* begin *

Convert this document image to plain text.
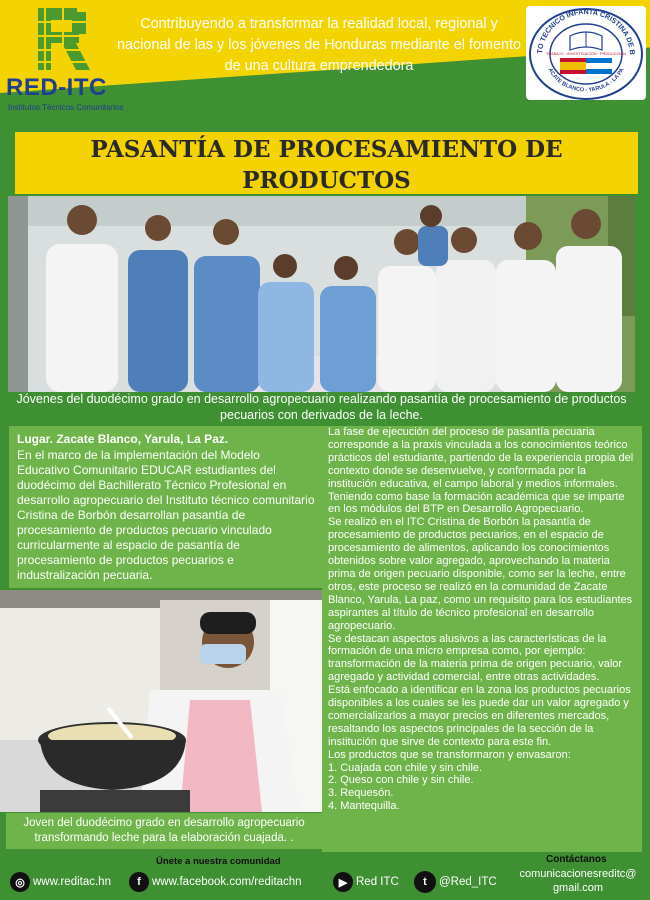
RED-ITC
Institutos Técnicos Comunitarios
Contribuyendo a transformar la realidad local, regional y nacional de las y los jóvenes de Honduras mediante el fomento de una cultura emprendedora
TO TECNICO INFANTA CRISTINA DE B
ACATE BLANCO - YARULA - LA PA
TRABAJO · INVESTIGACION · PRODUCCION
PASANTÍA DE PROCESAMIENTO DE PRODUCTOS
Jóvenes del duodécimo grado en desarrollo agropecuario realizando pasantía de procesamiento de productos pecuarios con derivados de la leche.
Lugar. Zacate Blanco, Yarula, La Paz.
En el marco de la implementación del Modelo Educativo Comunitario EDUCAR estudiantes del duodécimo del Bachillerato Técnico Profesional en desarrollo agropecuario del Instituto técnico comunitario Cristina de Borbón desarrollan pasantía de procesamiento de productos pecuario vinculado curricularmente al espacio de pasantía de procesamiento de productos pecuarios e industralización pecuaria.
Joven del duodécimo grado en desarrollo agropecuario transformando leche para la elaboración cuajada. .

La fase de ejecución del proceso de pasantía pecuaria corresponde a la praxis vinculada a los conocimientos teórico prácticos del estudiante, partiendo de la experiencia propia del contexto donde se desenvuelve, y conformada por la institución educativa, el campo laboral y medios informales.

Teniendo como base la formación académica que se imparte en los módulos del BTP en Desarrollo Agropecuario.

Se realizó en el ITC Cristina de Borbón la pasantía de procesamiento de productos pecuarios, en el espacio de procesamiento de alimentos, aplicando los conocimientos obtenidos sobre valor agregado, aprovechando la materia prima de origen pecuario disponible, como ser la leche, entre otros, este proceso se realizó en la comunidad de Zacate Blanco, Yarula, La paz, como un requisito para los estudiantes aspirantes al título de técnico profesional en desarrollo agropecuario.

Se destacan aspectos alusivos a las características de la formación de una micro empresa como, por ejemplo: transformación de la materia prima de origen pecuario, valor agregado y actividad comercial, entre otras actividades.

Está enfocado a identificar en la zona los productos pecuarios disponibles a los cuales se les puede dar un valor agregado y comercializarlos a mayor precios en diferentes mercados, resaltando los aspectos principales de la sección de la institución que sirve de contexto para este fin.

Los productos que se transformaron y envasaron:

1. Cuajada con chile y sin chile.

2. Queso con chile y sin chile.

3. Requesón.

4. Mantequilla.

Únete a nuestra comunidad	Contáctanos
comunicacionesreditc@ gmail.com
◎ www.reditac.hn	f www.facebook.com/reditachn	▶ Red ITC	t	@Red_ITC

* end *

- **TASK GOAL**:
Working from the material above, transcribe it exactly while omitting pictures.

- **WRITTEN RESPONSE**:
Convert this document image to plain text.
RED-ITC
Institutos Técnicos Comunitarios
Contribuyendo a transformar la realidad local, regional y nacional de las y los jóvenes de Honduras mediante el fomento de una cultura emprendedora
TO TECNICO INFANTA CRISTINA DE B
ACATE BLANCO - YARULA - LA PA
TRABAJO · INVESTIGACION · PRODUCCION
PASANTÍA DE PROCESAMIENTO DE PRODUCTOS
Jóvenes del duodécimo grado en desarrollo agropecuario realizando pasantía de procesamiento de productos pecuarios con derivados de la leche.
Lugar. Zacate Blanco, Yarula, La Paz.
En el marco de la implementación del Modelo Educativo Comunitario EDUCAR estudiantes del duodécimo del Bachillerato Técnico Profesional en desarrollo agropecuario del Instituto técnico comunitario Cristina de Borbón desarrollan pasantía de procesamiento de productos pecuario vinculado curricularmente al espacio de pasantía de procesamiento de productos pecuarios e industralización pecuaria.
Joven del duodécimo grado en desarrollo agropecuario transformando leche para la elaboración cuajada. .

La fase de ejecución del proceso de pasantía pecuaria corresponde a la praxis vinculada a los conocimientos teórico prácticos del estudiante, partiendo de la experiencia propia del contexto donde se desenvuelve, y conformada por la institución educativa, el campo laboral y medios informales.

Teniendo como base la formación académica que se imparte en los módulos del BTP en Desarrollo Agropecuario.

Se realizó en el ITC Cristina de Borbón la pasantía de procesamiento de productos pecuarios, en el espacio de procesamiento de alimentos, aplicando los conocimientos obtenidos sobre valor agregado, aprovechando la materia prima de origen pecuario disponible, como ser la leche, entre otros, este proceso se realizó en la comunidad de Zacate Blanco, Yarula, La paz, como un requisito para los estudiantes aspirantes al título de técnico profesional en desarrollo agropecuario.

Se destacan aspectos alusivos a las características de la formación de una micro empresa como, por ejemplo: transformación de la materia prima de origen pecuario, valor agregado y actividad comercial, entre otras actividades.

Está enfocado a identificar en la zona los productos pecuarios disponibles a los cuales se les puede dar un valor agregado y comercializarlos a mayor precios en diferentes mercados, resaltando los aspectos principales de la sección de la institución que sirve de contexto para este fin.

Los productos que se transformaron y envasaron:

1. Cuajada con chile y sin chile.

2. Queso con chile y sin chile.

3. Requesón.

4. Mantequilla.

Únete a nuestra comunidad	Contáctanos
comunicacionesreditc@ gmail.com
◎ www.reditac.hn	f www.facebook.com/reditachn	▶ Red ITC	t	@Red_ITC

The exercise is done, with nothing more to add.